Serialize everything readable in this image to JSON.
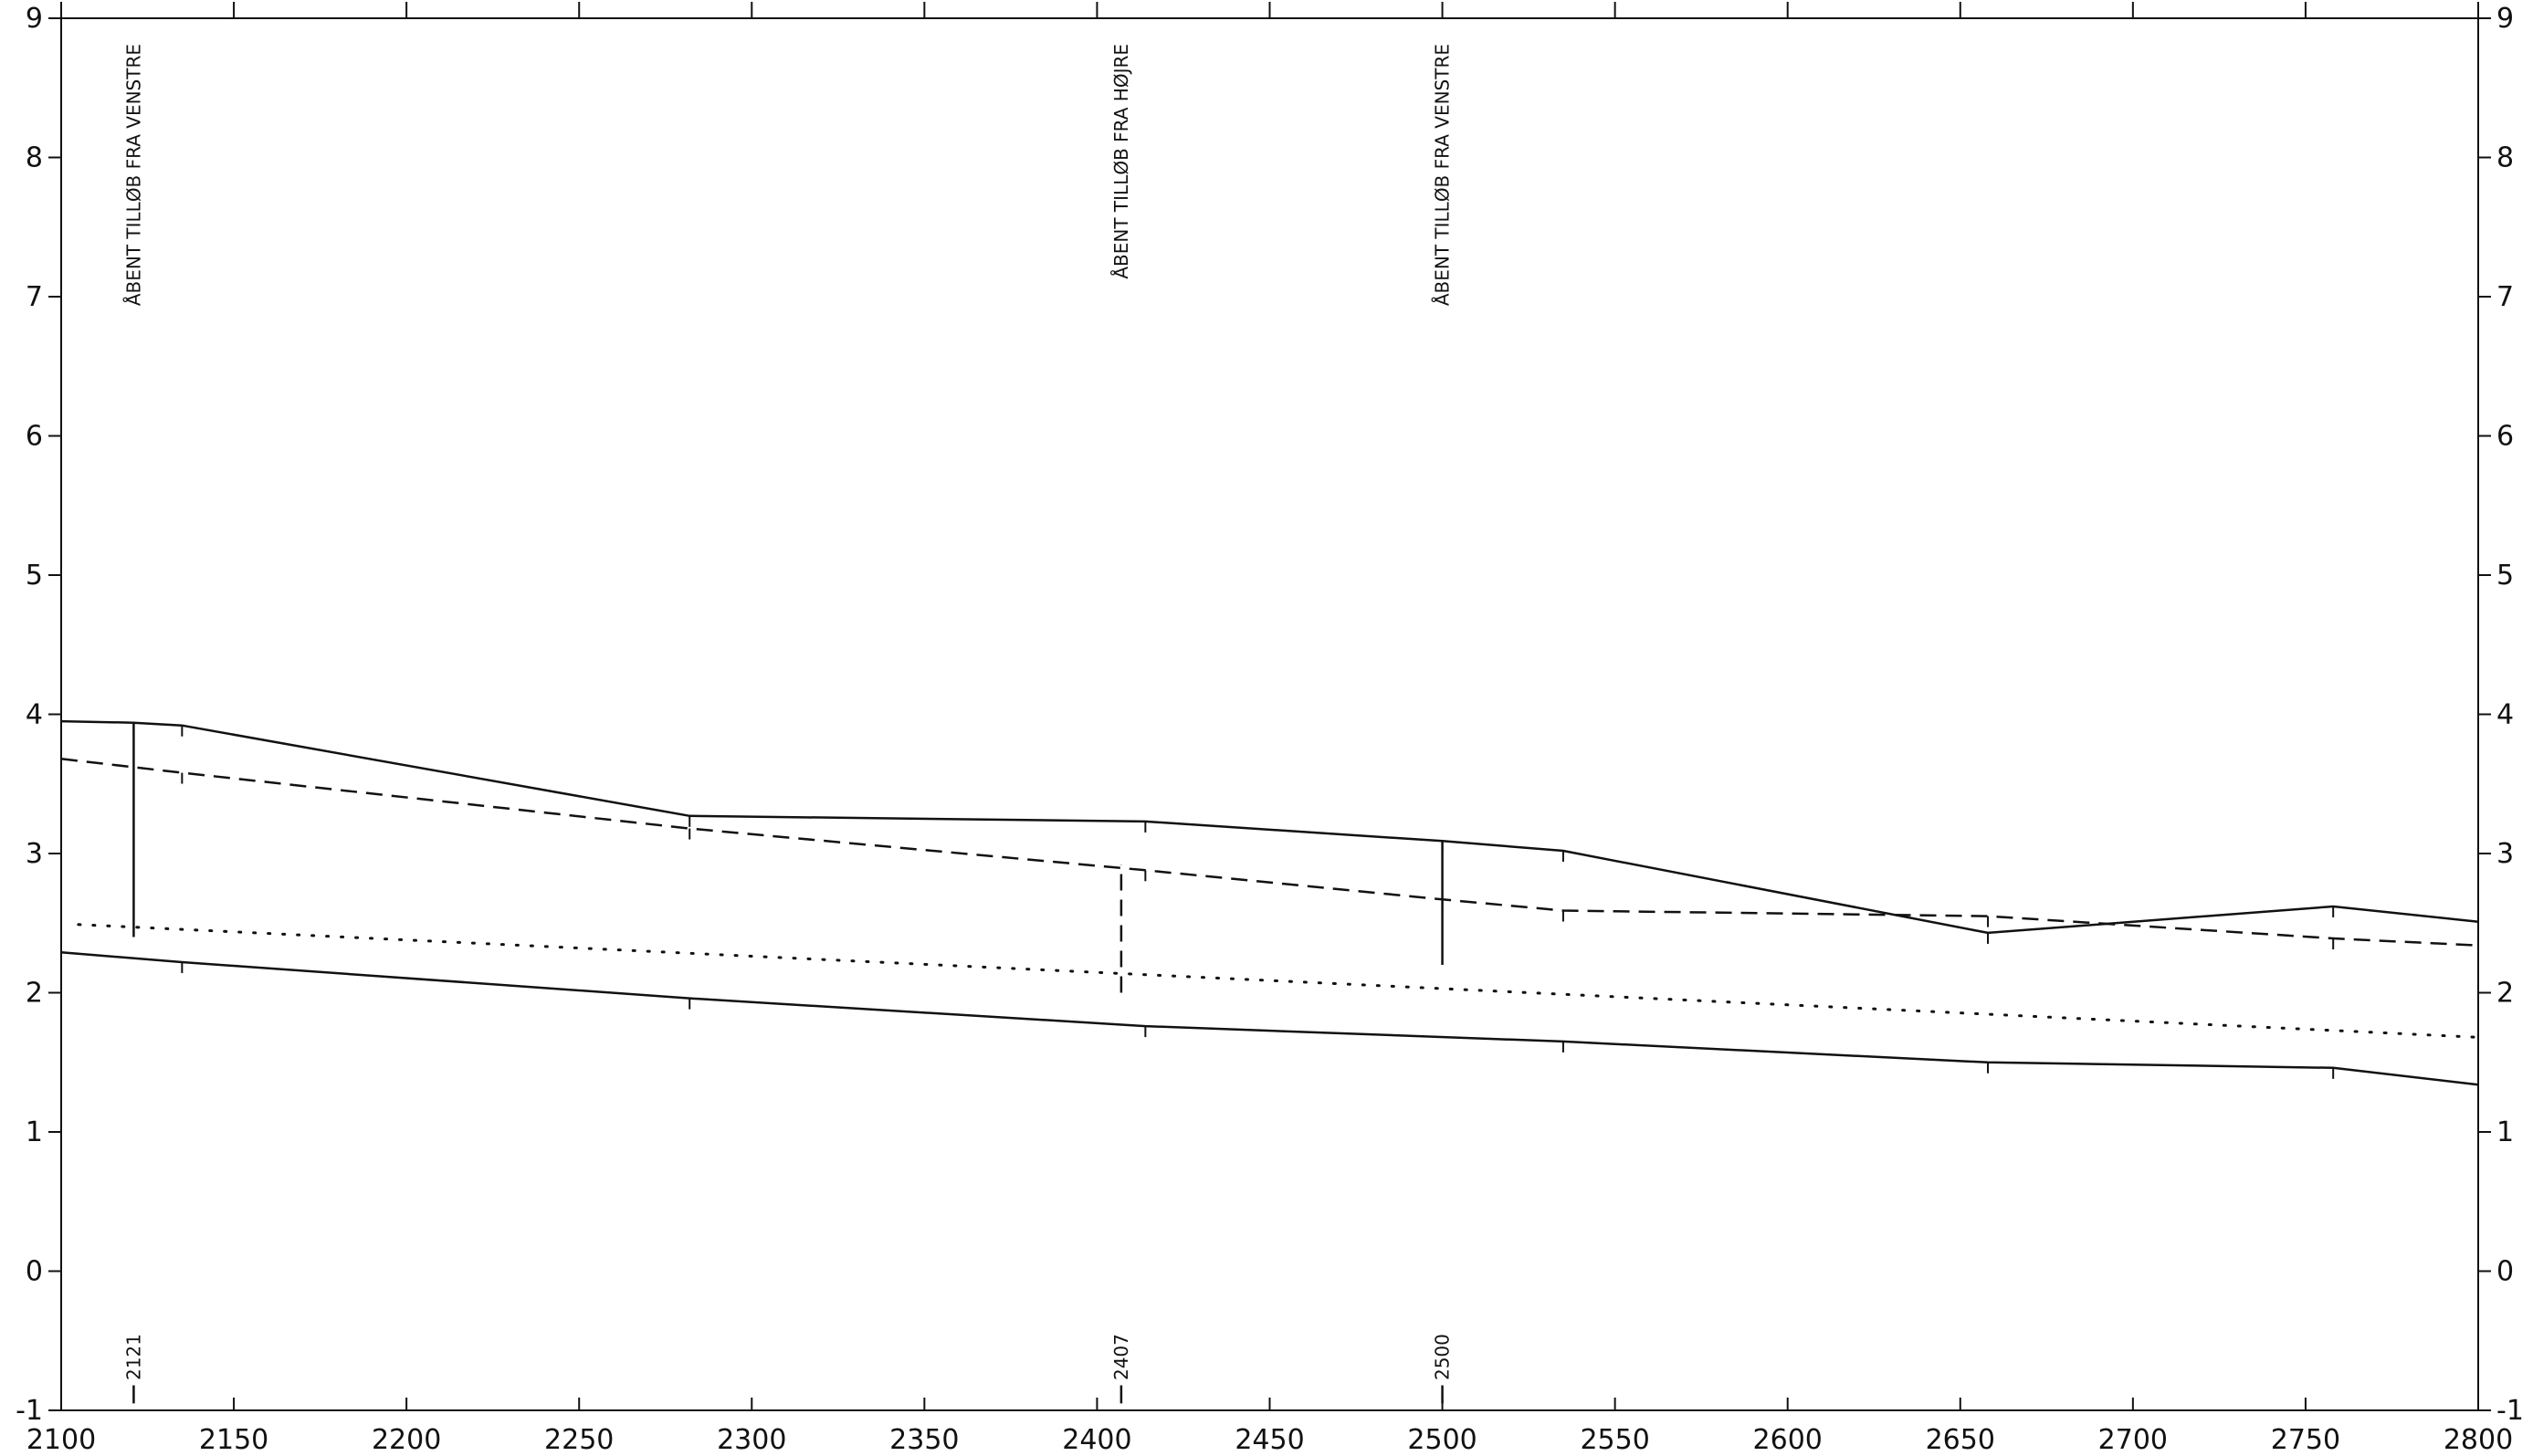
{
  "chart_data": {
    "type": "line",
    "title": "",
    "xlabel": "",
    "ylabel": "",
    "xlim": [
      2100,
      2800
    ],
    "ylim": [
      -1,
      9
    ],
    "grid": false,
    "x_ticks": [
      2100,
      2150,
      2200,
      2250,
      2300,
      2350,
      2400,
      2450,
      2500,
      2550,
      2600,
      2650,
      2700,
      2750,
      2800
    ],
    "y_ticks": [
      -1,
      0,
      1,
      2,
      3,
      4,
      5,
      6,
      7,
      8,
      9
    ],
    "series": [
      {
        "style": "solid",
        "points": [
          [
            2100,
            3.95
          ],
          [
            2121,
            3.94
          ],
          [
            2135,
            3.92
          ],
          [
            2282,
            3.27
          ],
          [
            2414,
            3.23
          ],
          [
            2500,
            3.09
          ],
          [
            2535,
            3.02
          ],
          [
            2658,
            2.43
          ],
          [
            2758,
            2.62
          ],
          [
            2800,
            2.51
          ]
        ]
      },
      {
        "style": "dashed",
        "points": [
          [
            2100,
            3.68
          ],
          [
            2135,
            3.58
          ],
          [
            2282,
            3.18
          ],
          [
            2414,
            2.88
          ],
          [
            2500,
            2.67
          ],
          [
            2535,
            2.59
          ],
          [
            2658,
            2.55
          ],
          [
            2758,
            2.39
          ],
          [
            2800,
            2.34
          ]
        ]
      },
      {
        "style": "dotted",
        "points": [
          [
            2105,
            2.49
          ],
          [
            2800,
            1.68
          ]
        ]
      },
      {
        "style": "solid",
        "points": [
          [
            2100,
            2.29
          ],
          [
            2135,
            2.22
          ],
          [
            2282,
            1.96
          ],
          [
            2414,
            1.76
          ],
          [
            2535,
            1.65
          ],
          [
            2658,
            1.5
          ],
          [
            2758,
            1.46
          ],
          [
            2800,
            1.34
          ]
        ]
      }
    ],
    "annotations": [
      {
        "x": 2121,
        "label": "ÅBENT TILLØB FRA VENSTRE",
        "station": "2121",
        "y_from": 2.4,
        "y_to": 3.94,
        "line_style": "solid"
      },
      {
        "x": 2407,
        "label": "ÅBENT TILLØB FRA HØJRE",
        "station": "2407",
        "y_from": 2.0,
        "y_to": 2.92,
        "line_style": "dashed"
      },
      {
        "x": 2500,
        "label": "ÅBENT TILLØB FRA VENSTRE",
        "station": "2500",
        "y_from": 2.2,
        "y_to": 3.09,
        "line_style": "solid"
      }
    ]
  }
}
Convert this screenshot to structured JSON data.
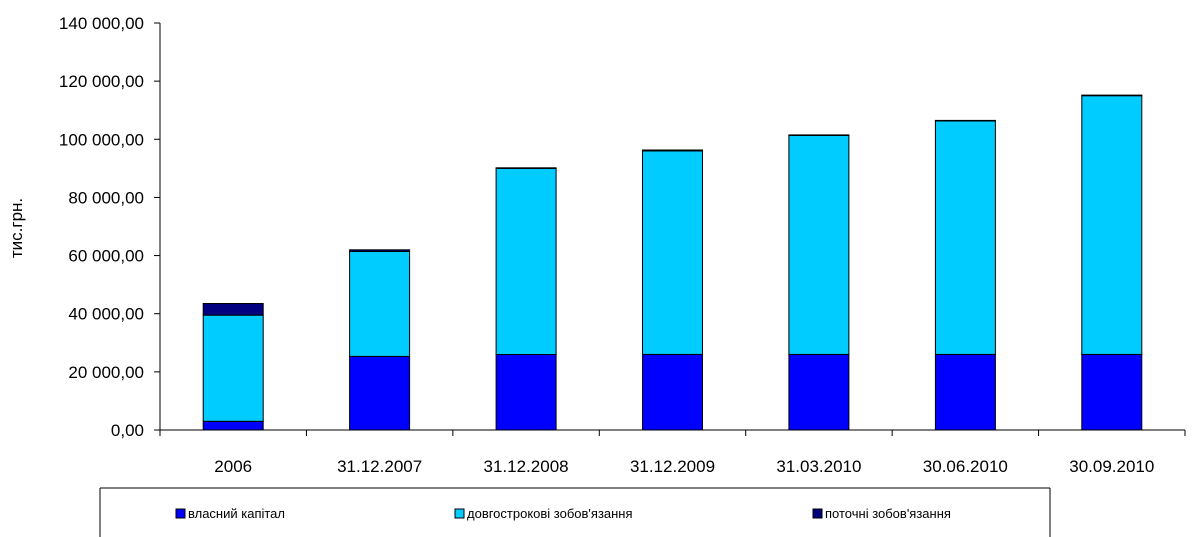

+---+

* _Work to do_: Give back all entries exactly. No pictures belong in the copy.

* _Output of the task_:
Serialize everything readable in this image to JSON.
{
  "chart_data": {
    "type": "line",
    "title": "",
    "xlabel": "",
    "ylabel": "",
    "xlim": [
      2100,
      2800
    ],
    "ylim": [
      -1,
      9
    ],
    "grid": false,
    "x_ticks": [
      2100,
      2150,
      2200,
      2250,
      2300,
      2350,
      2400,
      2450,
      2500,
      2550,
      2600,
      2650,
      2700,
      2750,
      2800
    ],
    "y_ticks": [
      -1,
      0,
      1,
      2,
      3,
      4,
      5,
      6,
      7,
      8,
      9
    ],
    "series": [
      {
        "style": "solid",
        "points": [
          [
            2100,
            3.95
          ],
          [
            2121,
            3.94
          ],
          [
            2135,
            3.92
          ],
          [
            2282,
            3.27
          ],
          [
            2414,
            3.23
          ],
          [
            2500,
            3.09
          ],
          [
            2535,
            3.02
          ],
          [
            2658,
            2.43
          ],
          [
            2758,
            2.62
          ],
          [
            2800,
            2.51
          ]
        ]
      },
      {
        "style": "dashed",
        "points": [
          [
            2100,
            3.68
          ],
          [
            2135,
            3.58
          ],
          [
            2282,
            3.18
          ],
          [
            2414,
            2.88
          ],
          [
            2500,
            2.67
          ],
          [
            2535,
            2.59
          ],
          [
            2658,
            2.55
          ],
          [
            2758,
            2.39
          ],
          [
            2800,
            2.34
          ]
        ]
      },
      {
        "style": "dotted",
        "points": [
          [
            2105,
            2.49
          ],
          [
            2800,
            1.68
          ]
        ]
      },
      {
        "style": "solid",
        "points": [
          [
            2100,
            2.29
          ],
          [
            2135,
            2.22
          ],
          [
            2282,
            1.96
          ],
          [
            2414,
            1.76
          ],
          [
            2535,
            1.65
          ],
          [
            2658,
            1.5
          ],
          [
            2758,
            1.46
          ],
          [
            2800,
            1.34
          ]
        ]
      }
    ],
    "annotations": [
      {
        "x": 2121,
        "label": "ÅBENT TILLØB FRA VENSTRE",
        "station": "2121",
        "y_from": 2.4,
        "y_to": 3.94,
        "line_style": "solid"
      },
      {
        "x": 2407,
        "label": "ÅBENT TILLØB FRA HØJRE",
        "station": "2407",
        "y_from": 2.0,
        "y_to": 2.92,
        "line_style": "dashed"
      },
      {
        "x": 2500,
        "label": "ÅBENT TILLØB FRA VENSTRE",
        "station": "2500",
        "y_from": 2.2,
        "y_to": 3.09,
        "line_style": "solid"
      }
    ]
  }
}
Convert this screenshot to structured JSON data.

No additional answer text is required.